• _GOAL_: Transcribe the lines below verbatim, skipping the images.

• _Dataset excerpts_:
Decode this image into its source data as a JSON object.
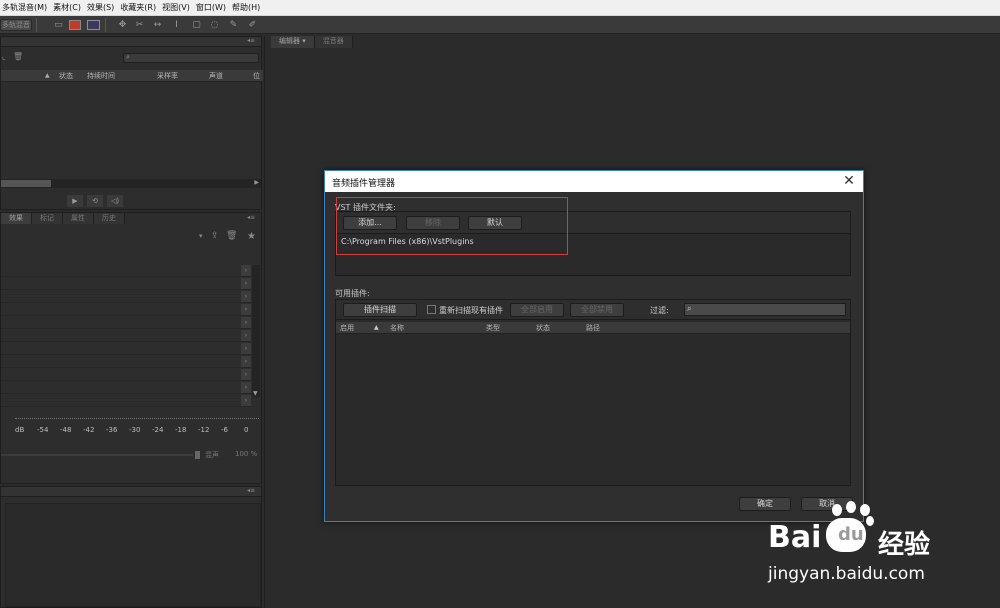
{
  "menu": [
    "多轨混音(M)",
    "素材(C)",
    "效果(S)",
    "收藏夹(R)",
    "视图(V)",
    "窗口(W)",
    "帮助(H)"
  ],
  "toolbar": {
    "mode_label": "多轨混音"
  },
  "files_panel": {
    "columns": [
      "状态",
      "持续时间",
      "采样率",
      "声道",
      "位"
    ]
  },
  "effects_panel": {
    "tabs": [
      "效果",
      "标记",
      "属性",
      "历史"
    ]
  },
  "meter": {
    "scale": [
      "dB",
      "-54",
      "-48",
      "-42",
      "-36",
      "-30",
      "-24",
      "-18",
      "-12",
      "-6",
      "0"
    ],
    "mute_label": "混声",
    "percent": "100 %"
  },
  "editor_tabs": [
    "编辑器",
    "混音器"
  ],
  "dialog": {
    "title": "音频插件管理器",
    "vst_group_label": "VST 插件文件夹:",
    "add_button": "添加...",
    "remove_button": "移除",
    "default_button": "默认",
    "folder_path": "C:\\Program Files (x86)\\VstPlugins",
    "available_label": "可用插件:",
    "scan_button": "插件扫描",
    "rescan_checkbox_label": "重新扫描现有插件",
    "enable_all_button": "全部启用",
    "disable_all_button": "全部禁用",
    "filter_label": "过滤:",
    "columns": [
      "启用",
      "名称",
      "类型",
      "状态",
      "路径"
    ],
    "ok_button": "确定",
    "cancel_button": "取消"
  },
  "watermark": {
    "brand": "Bai",
    "brand2": "经验",
    "url": "jingyan.baidu.com"
  }
}
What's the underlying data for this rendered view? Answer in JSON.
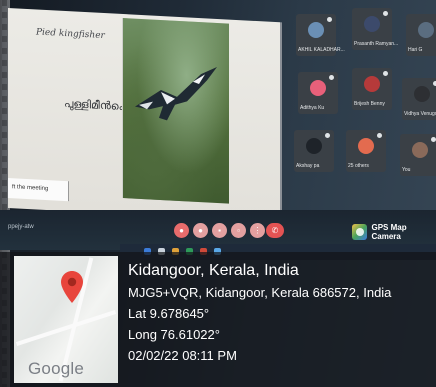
{
  "slide": {
    "title": "Pied kingfisher",
    "local_name": "പുള്ളിമീൻകൊത്തി"
  },
  "meeting_strip": {
    "label": "ft the meeting",
    "call_id": "ppejy-atw"
  },
  "participants": [
    {
      "name": "AKHIL KALADHAR...",
      "avatar_color": "#6a8fb5"
    },
    {
      "name": "Prasanth Ramyan...",
      "avatar_color": "#3c4a6b"
    },
    {
      "name": "Hari G",
      "avatar_color": "#5a6d80"
    },
    {
      "name": "Adithya Ku",
      "avatar_color": "#e8607a"
    },
    {
      "name": "Brijesh Benny",
      "avatar_color": "#b63a3a"
    },
    {
      "name": "Vidhya Venugopal",
      "avatar_color": "#2d2f33"
    },
    {
      "name": "Akshay pa",
      "avatar_color": "#1e2329"
    },
    {
      "name": "25 others",
      "avatar_color": "#e36b4f"
    },
    {
      "name": "You",
      "avatar_color": "#8a6a5a"
    }
  ],
  "call_controls": {
    "buttons": [
      "mic",
      "cam",
      "cc",
      "present",
      "more"
    ],
    "leave_icon": "end-call-icon"
  },
  "gps_app": {
    "name": "GPS Map Camera"
  },
  "location": {
    "place": "Kidangoor, Kerala, India",
    "address": "MJG5+VQR, Kidangoor, Kerala 686572, India",
    "lat": "Lat 9.678645°",
    "long": "Long 76.61022°",
    "datetime": "02/02/22 08:11 PM"
  },
  "map": {
    "brand": "Google",
    "pin_color": "#e8453c"
  }
}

• _SOLUTION TO THE PROBLEM_:
Decode this image into its source data as a JSON object.
{
  "menu": [
    "多轨混音(M)",
    "素材(C)",
    "效果(S)",
    "收藏夹(R)",
    "视图(V)",
    "窗口(W)",
    "帮助(H)"
  ],
  "toolbar": {
    "mode_label": "多轨混音"
  },
  "files_panel": {
    "columns": [
      "状态",
      "持续时间",
      "采样率",
      "声道",
      "位"
    ]
  },
  "effects_panel": {
    "tabs": [
      "效果",
      "标记",
      "属性",
      "历史"
    ]
  },
  "meter": {
    "scale": [
      "dB",
      "-54",
      "-48",
      "-42",
      "-36",
      "-30",
      "-24",
      "-18",
      "-12",
      "-6",
      "0"
    ],
    "mute_label": "混声",
    "percent": "100 %"
  },
  "editor_tabs": [
    "编辑器",
    "混音器"
  ],
  "dialog": {
    "title": "音频插件管理器",
    "vst_group_label": "VST 插件文件夹:",
    "add_button": "添加...",
    "remove_button": "移除",
    "default_button": "默认",
    "folder_path": "C:\\Program Files (x86)\\VstPlugins",
    "available_label": "可用插件:",
    "scan_button": "插件扫描",
    "rescan_checkbox_label": "重新扫描现有插件",
    "enable_all_button": "全部启用",
    "disable_all_button": "全部禁用",
    "filter_label": "过滤:",
    "columns": [
      "启用",
      "名称",
      "类型",
      "状态",
      "路径"
    ],
    "ok_button": "确定",
    "cancel_button": "取消"
  },
  "watermark": {
    "brand": "Bai",
    "brand2": "经验",
    "url": "jingyan.baidu.com"
  }
}
What's the underlying data for this rendered view? Answer in JSON.
{
  "slide": {
    "title": "Pied kingfisher",
    "local_name": "പുള്ളിമീൻകൊത്തി"
  },
  "meeting_strip": {
    "label": "ft the meeting",
    "call_id": "ppejy-atw"
  },
  "participants": [
    {
      "name": "AKHIL KALADHAR...",
      "avatar_color": "#6a8fb5"
    },
    {
      "name": "Prasanth Ramyan...",
      "avatar_color": "#3c4a6b"
    },
    {
      "name": "Hari G",
      "avatar_color": "#5a6d80"
    },
    {
      "name": "Adithya Ku",
      "avatar_color": "#e8607a"
    },
    {
      "name": "Brijesh Benny",
      "avatar_color": "#b63a3a"
    },
    {
      "name": "Vidhya Venugopal",
      "avatar_color": "#2d2f33"
    },
    {
      "name": "Akshay pa",
      "avatar_color": "#1e2329"
    },
    {
      "name": "25 others",
      "avatar_color": "#e36b4f"
    },
    {
      "name": "You",
      "avatar_color": "#8a6a5a"
    }
  ],
  "call_controls": {
    "buttons": [
      "mic",
      "cam",
      "cc",
      "present",
      "more"
    ],
    "leave_icon": "end-call-icon"
  },
  "gps_app": {
    "name": "GPS Map Camera"
  },
  "location": {
    "place": "Kidangoor, Kerala, India",
    "address": "MJG5+VQR, Kidangoor, Kerala 686572, India",
    "lat": "Lat 9.678645°",
    "long": "Long 76.61022°",
    "datetime": "02/02/22 08:11 PM"
  },
  "map": {
    "brand": "Google",
    "pin_color": "#e8453c"
  }
}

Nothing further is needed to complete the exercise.